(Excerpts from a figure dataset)
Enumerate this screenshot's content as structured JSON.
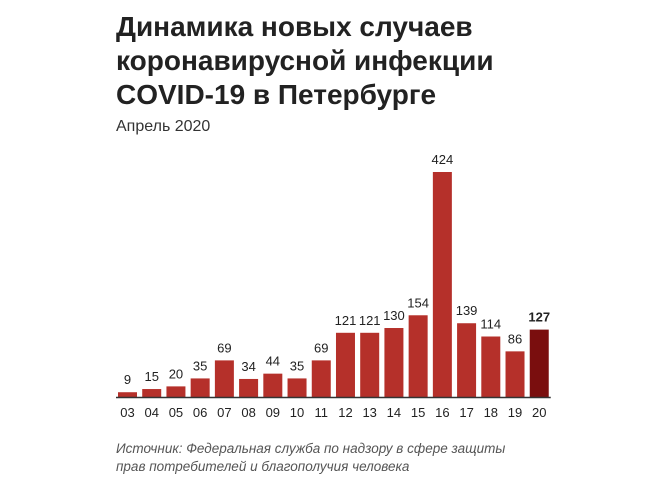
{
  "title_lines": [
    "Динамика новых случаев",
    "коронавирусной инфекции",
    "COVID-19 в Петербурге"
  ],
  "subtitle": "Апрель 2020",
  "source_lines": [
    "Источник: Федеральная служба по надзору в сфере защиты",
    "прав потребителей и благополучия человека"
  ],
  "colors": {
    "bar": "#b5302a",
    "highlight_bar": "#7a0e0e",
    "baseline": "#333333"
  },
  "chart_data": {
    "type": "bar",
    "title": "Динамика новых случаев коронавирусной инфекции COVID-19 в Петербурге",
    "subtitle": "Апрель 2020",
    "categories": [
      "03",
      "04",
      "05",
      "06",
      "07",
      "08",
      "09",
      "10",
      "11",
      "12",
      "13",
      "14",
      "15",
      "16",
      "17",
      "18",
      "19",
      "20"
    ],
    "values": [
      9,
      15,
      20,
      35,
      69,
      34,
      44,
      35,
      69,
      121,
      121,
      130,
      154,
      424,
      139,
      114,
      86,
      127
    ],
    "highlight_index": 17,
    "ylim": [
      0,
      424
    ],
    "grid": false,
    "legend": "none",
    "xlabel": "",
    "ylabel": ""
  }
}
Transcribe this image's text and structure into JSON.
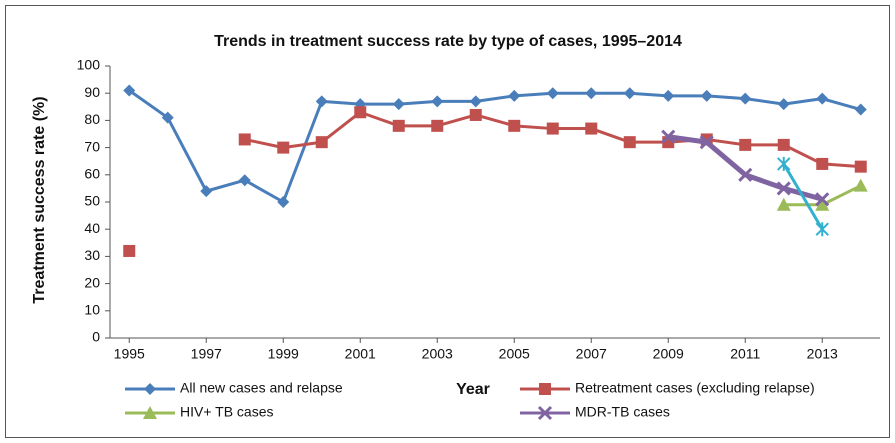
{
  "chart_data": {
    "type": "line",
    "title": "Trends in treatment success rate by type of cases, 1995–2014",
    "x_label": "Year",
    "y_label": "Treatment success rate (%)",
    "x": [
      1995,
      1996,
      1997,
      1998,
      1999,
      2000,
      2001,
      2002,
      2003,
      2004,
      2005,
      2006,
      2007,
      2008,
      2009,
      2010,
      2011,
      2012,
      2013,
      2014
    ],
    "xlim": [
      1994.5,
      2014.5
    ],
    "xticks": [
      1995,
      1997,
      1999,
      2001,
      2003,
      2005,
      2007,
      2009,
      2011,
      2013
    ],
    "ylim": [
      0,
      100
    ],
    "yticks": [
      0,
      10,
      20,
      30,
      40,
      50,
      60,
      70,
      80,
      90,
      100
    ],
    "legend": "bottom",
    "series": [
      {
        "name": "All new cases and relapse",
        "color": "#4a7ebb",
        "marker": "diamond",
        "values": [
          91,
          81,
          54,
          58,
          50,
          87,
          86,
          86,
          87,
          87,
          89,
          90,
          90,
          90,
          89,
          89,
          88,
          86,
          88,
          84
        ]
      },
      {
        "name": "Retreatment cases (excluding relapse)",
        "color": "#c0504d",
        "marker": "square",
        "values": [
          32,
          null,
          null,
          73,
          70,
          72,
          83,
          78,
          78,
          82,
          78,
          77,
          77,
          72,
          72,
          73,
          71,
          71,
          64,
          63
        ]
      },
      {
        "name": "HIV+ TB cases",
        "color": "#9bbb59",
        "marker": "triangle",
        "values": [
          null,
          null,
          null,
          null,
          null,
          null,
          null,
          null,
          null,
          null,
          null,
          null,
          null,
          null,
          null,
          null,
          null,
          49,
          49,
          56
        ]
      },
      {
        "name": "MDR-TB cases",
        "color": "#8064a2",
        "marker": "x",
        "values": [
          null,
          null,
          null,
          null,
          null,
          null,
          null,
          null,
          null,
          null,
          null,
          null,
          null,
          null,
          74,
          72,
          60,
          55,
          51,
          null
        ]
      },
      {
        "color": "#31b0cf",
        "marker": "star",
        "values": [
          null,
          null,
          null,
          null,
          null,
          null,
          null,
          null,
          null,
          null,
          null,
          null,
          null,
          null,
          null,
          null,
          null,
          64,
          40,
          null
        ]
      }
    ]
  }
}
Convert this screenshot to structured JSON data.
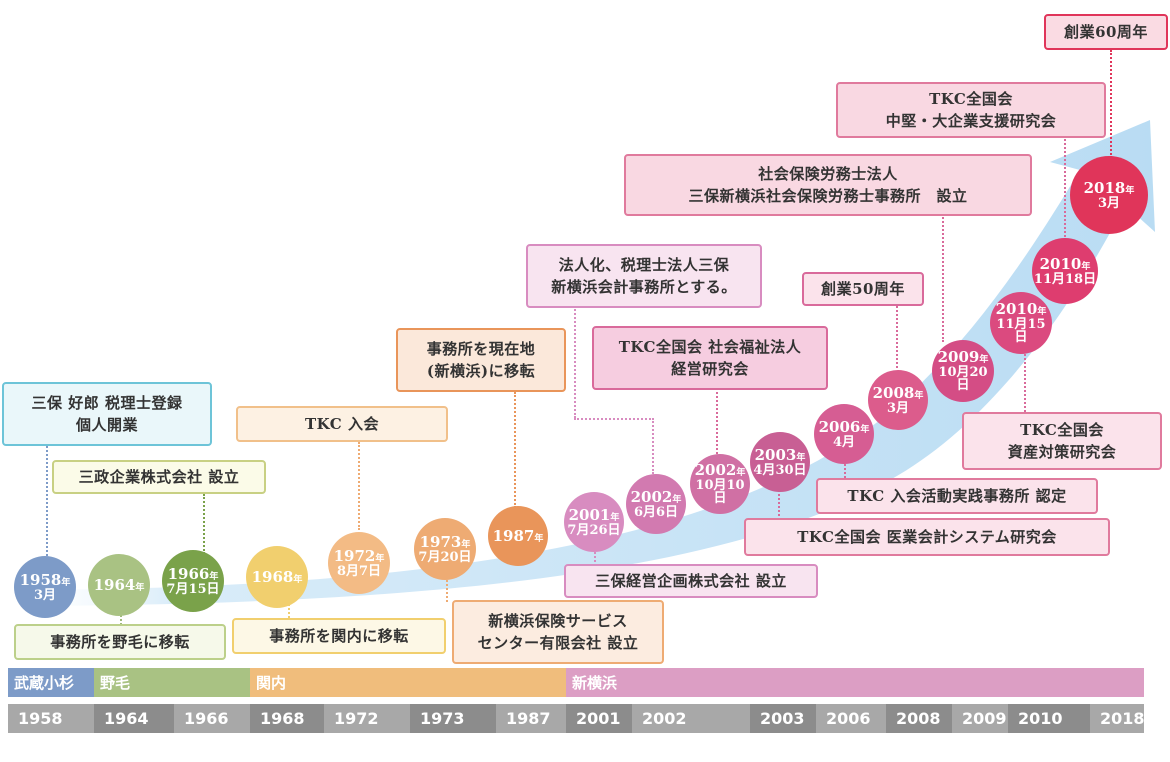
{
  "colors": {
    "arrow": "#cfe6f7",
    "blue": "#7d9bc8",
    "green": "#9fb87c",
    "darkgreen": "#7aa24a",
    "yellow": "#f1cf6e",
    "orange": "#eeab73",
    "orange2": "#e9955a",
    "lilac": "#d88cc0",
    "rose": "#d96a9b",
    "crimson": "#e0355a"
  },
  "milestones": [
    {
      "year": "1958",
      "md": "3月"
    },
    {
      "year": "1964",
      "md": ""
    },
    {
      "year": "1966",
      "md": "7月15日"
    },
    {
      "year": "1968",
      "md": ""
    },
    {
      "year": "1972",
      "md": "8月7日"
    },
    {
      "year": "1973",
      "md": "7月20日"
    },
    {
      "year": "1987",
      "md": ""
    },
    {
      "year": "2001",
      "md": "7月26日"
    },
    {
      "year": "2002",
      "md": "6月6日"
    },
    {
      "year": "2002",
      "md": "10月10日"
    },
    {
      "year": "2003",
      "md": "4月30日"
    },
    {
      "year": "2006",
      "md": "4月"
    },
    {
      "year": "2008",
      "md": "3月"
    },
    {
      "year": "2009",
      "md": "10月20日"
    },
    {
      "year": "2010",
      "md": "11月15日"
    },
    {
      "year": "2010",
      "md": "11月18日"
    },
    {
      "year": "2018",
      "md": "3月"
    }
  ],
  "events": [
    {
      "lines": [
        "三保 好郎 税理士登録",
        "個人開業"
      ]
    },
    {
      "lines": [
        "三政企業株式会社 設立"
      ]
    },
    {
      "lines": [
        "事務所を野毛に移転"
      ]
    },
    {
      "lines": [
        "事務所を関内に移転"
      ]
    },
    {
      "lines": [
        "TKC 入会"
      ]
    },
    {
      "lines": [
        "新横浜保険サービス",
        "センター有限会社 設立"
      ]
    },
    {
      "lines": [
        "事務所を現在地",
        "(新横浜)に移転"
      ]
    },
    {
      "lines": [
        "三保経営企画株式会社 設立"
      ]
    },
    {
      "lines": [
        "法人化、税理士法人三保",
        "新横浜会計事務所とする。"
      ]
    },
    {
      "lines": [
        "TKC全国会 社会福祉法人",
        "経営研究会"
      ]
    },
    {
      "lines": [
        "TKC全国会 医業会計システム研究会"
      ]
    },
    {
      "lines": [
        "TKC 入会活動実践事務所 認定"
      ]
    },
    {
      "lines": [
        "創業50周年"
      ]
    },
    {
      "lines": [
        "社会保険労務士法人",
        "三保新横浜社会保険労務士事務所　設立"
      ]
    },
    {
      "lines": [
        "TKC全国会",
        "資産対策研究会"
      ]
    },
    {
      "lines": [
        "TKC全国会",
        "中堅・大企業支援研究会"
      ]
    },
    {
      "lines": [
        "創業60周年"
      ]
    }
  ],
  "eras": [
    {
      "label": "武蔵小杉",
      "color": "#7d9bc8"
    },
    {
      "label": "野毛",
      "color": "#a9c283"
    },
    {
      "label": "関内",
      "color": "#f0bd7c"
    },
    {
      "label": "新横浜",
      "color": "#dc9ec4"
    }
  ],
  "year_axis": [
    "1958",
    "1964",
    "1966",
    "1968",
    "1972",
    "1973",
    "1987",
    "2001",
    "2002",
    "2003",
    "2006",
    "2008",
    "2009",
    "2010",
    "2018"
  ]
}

### Objective
Extract the text of all the records above verbatim, excluding pictures.

### Problem solution
Enumerate this screenshot's content as structured JSON.
{
  "title_lines": [
    "Динамика новых случаев",
    "коронавирусной инфекции",
    "COVID-19 в Петербурге"
  ],
  "subtitle": "Апрель 2020",
  "source_lines": [
    "Источник: Федеральная служба по надзору в сфере защиты",
    "прав потребителей и благополучия человека"
  ],
  "colors": {
    "bar": "#b5302a",
    "highlight_bar": "#7a0e0e",
    "baseline": "#333333"
  },
  "chart_data": {
    "type": "bar",
    "title": "Динамика новых случаев коронавирусной инфекции COVID-19 в Петербурге",
    "subtitle": "Апрель 2020",
    "categories": [
      "03",
      "04",
      "05",
      "06",
      "07",
      "08",
      "09",
      "10",
      "11",
      "12",
      "13",
      "14",
      "15",
      "16",
      "17",
      "18",
      "19",
      "20"
    ],
    "values": [
      9,
      15,
      20,
      35,
      69,
      34,
      44,
      35,
      69,
      121,
      121,
      130,
      154,
      424,
      139,
      114,
      86,
      127
    ],
    "highlight_index": 17,
    "ylim": [
      0,
      424
    ],
    "grid": false,
    "legend": "none",
    "xlabel": "",
    "ylabel": ""
  }
}
Transcribe this image's text and structure into JSON.
{
  "chart_data": {
    "type": "line",
    "title": "Trends in treatment success rate by type of cases, 1995–2014",
    "x_label": "Year",
    "y_label": "Treatment success rate (%)",
    "x": [
      1995,
      1996,
      1997,
      1998,
      1999,
      2000,
      2001,
      2002,
      2003,
      2004,
      2005,
      2006,
      2007,
      2008,
      2009,
      2010,
      2011,
      2012,
      2013,
      2014
    ],
    "xlim": [
      1994.5,
      2014.5
    ],
    "xticks": [
      1995,
      1997,
      1999,
      2001,
      2003,
      2005,
      2007,
      2009,
      2011,
      2013
    ],
    "ylim": [
      0,
      100
    ],
    "yticks": [
      0,
      10,
      20,
      30,
      40,
      50,
      60,
      70,
      80,
      90,
      100
    ],
    "legend": "bottom",
    "series": [
      {
        "name": "All new cases and relapse",
        "color": "#4a7ebb",
        "marker": "diamond",
        "values": [
          91,
          81,
          54,
          58,
          50,
          87,
          86,
          86,
          87,
          87,
          89,
          90,
          90,
          90,
          89,
          89,
          88,
          86,
          88,
          84
        ]
      },
      {
        "name": "Retreatment cases (excluding relapse)",
        "color": "#c0504d",
        "marker": "square",
        "values": [
          32,
          null,
          null,
          73,
          70,
          72,
          83,
          78,
          78,
          82,
          78,
          77,
          77,
          72,
          72,
          73,
          71,
          71,
          64,
          63
        ]
      },
      {
        "name": "HIV+ TB cases",
        "color": "#9bbb59",
        "marker": "triangle",
        "values": [
          null,
          null,
          null,
          null,
          null,
          null,
          null,
          null,
          null,
          null,
          null,
          null,
          null,
          null,
          null,
          null,
          null,
          49,
          49,
          56
        ]
      },
      {
        "name": "MDR-TB cases",
        "color": "#8064a2",
        "marker": "x",
        "values": [
          null,
          null,
          null,
          null,
          null,
          null,
          null,
          null,
          null,
          null,
          null,
          null,
          null,
          null,
          74,
          72,
          60,
          55,
          51,
          null
        ]
      },
      {
        "color": "#31b0cf",
        "marker": "star",
        "values": [
          null,
          null,
          null,
          null,
          null,
          null,
          null,
          null,
          null,
          null,
          null,
          null,
          null,
          null,
          null,
          null,
          null,
          64,
          40,
          null
        ]
      }
    ]
  }
}
Convert this screenshot to structured JSON data.
{
  "colors": {
    "arrow": "#cfe6f7",
    "blue": "#7d9bc8",
    "green": "#9fb87c",
    "darkgreen": "#7aa24a",
    "yellow": "#f1cf6e",
    "orange": "#eeab73",
    "orange2": "#e9955a",
    "lilac": "#d88cc0",
    "rose": "#d96a9b",
    "crimson": "#e0355a"
  },
  "milestones": [
    {
      "year": "1958",
      "md": "3月"
    },
    {
      "year": "1964",
      "md": ""
    },
    {
      "year": "1966",
      "md": "7月15日"
    },
    {
      "year": "1968",
      "md": ""
    },
    {
      "year": "1972",
      "md": "8月7日"
    },
    {
      "year": "1973",
      "md": "7月20日"
    },
    {
      "year": "1987",
      "md": ""
    },
    {
      "year": "2001",
      "md": "7月26日"
    },
    {
      "year": "2002",
      "md": "6月6日"
    },
    {
      "year": "2002",
      "md": "10月10日"
    },
    {
      "year": "2003",
      "md": "4月30日"
    },
    {
      "year": "2006",
      "md": "4月"
    },
    {
      "year": "2008",
      "md": "3月"
    },
    {
      "year": "2009",
      "md": "10月20日"
    },
    {
      "year": "2010",
      "md": "11月15日"
    },
    {
      "year": "2010",
      "md": "11月18日"
    },
    {
      "year": "2018",
      "md": "3月"
    }
  ],
  "events": [
    {
      "lines": [
        "三保 好郎 税理士登録",
        "個人開業"
      ]
    },
    {
      "lines": [
        "三政企業株式会社 設立"
      ]
    },
    {
      "lines": [
        "事務所を野毛に移転"
      ]
    },
    {
      "lines": [
        "事務所を関内に移転"
      ]
    },
    {
      "lines": [
        "TKC 入会"
      ]
    },
    {
      "lines": [
        "新横浜保険サービス",
        "センター有限会社 設立"
      ]
    },
    {
      "lines": [
        "事務所を現在地",
        "(新横浜)に移転"
      ]
    },
    {
      "lines": [
        "三保経営企画株式会社 設立"
      ]
    },
    {
      "lines": [
        "法人化、税理士法人三保",
        "新横浜会計事務所とする。"
      ]
    },
    {
      "lines": [
        "TKC全国会 社会福祉法人",
        "経営研究会"
      ]
    },
    {
      "lines": [
        "TKC全国会 医業会計システム研究会"
      ]
    },
    {
      "lines": [
        "TKC 入会活動実践事務所 認定"
      ]
    },
    {
      "lines": [
        "創業50周年"
      ]
    },
    {
      "lines": [
        "社会保険労務士法人",
        "三保新横浜社会保険労務士事務所　設立"
      ]
    },
    {
      "lines": [
        "TKC全国会",
        "資産対策研究会"
      ]
    },
    {
      "lines": [
        "TKC全国会",
        "中堅・大企業支援研究会"
      ]
    },
    {
      "lines": [
        "創業60周年"
      ]
    }
  ],
  "eras": [
    {
      "label": "武蔵小杉",
      "color": "#7d9bc8"
    },
    {
      "label": "野毛",
      "color": "#a9c283"
    },
    {
      "label": "関内",
      "color": "#f0bd7c"
    },
    {
      "label": "新横浜",
      "color": "#dc9ec4"
    }
  ],
  "year_axis": [
    "1958",
    "1964",
    "1966",
    "1968",
    "1972",
    "1973",
    "1987",
    "2001",
    "2002",
    "2003",
    "2006",
    "2008",
    "2009",
    "2010",
    "2018"
  ]
}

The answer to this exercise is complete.